• [Requirements] Exactly reproduce each record listed below.

Data entries
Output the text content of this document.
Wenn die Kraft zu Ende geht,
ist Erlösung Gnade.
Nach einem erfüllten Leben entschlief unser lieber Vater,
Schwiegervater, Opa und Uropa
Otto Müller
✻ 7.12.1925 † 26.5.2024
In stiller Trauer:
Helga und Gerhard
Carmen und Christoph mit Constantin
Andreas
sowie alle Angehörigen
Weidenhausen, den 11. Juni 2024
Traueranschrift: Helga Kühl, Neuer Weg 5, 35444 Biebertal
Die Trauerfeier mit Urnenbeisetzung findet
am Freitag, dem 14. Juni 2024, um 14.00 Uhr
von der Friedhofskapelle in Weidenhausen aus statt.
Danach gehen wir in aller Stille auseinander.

• [Solution for this problem]
Output the text content of this document.
Wenn die Kraft zu Ende geht,
ist Erlösung Gnade.
Nach einem erfüllten Leben entschlief unser lieber Vater,
Schwiegervater, Opa und Uropa
Otto Müller
✻ 7.12.1925 † 26.5.2024
In stiller Trauer:
Helga und Gerhard
Carmen und Christoph mit Constantin
Andreas
sowie alle Angehörigen
Weidenhausen, den 11. Juni 2024
Traueranschrift: Helga Kühl, Neuer Weg 5, 35444 Biebertal
Die Trauerfeier mit Urnenbeisetzung findet
am Freitag, dem 14. Juni 2024, um 14.00 Uhr
von der Friedhofskapelle in Weidenhausen aus statt.
Danach gehen wir in aller Stille auseinander.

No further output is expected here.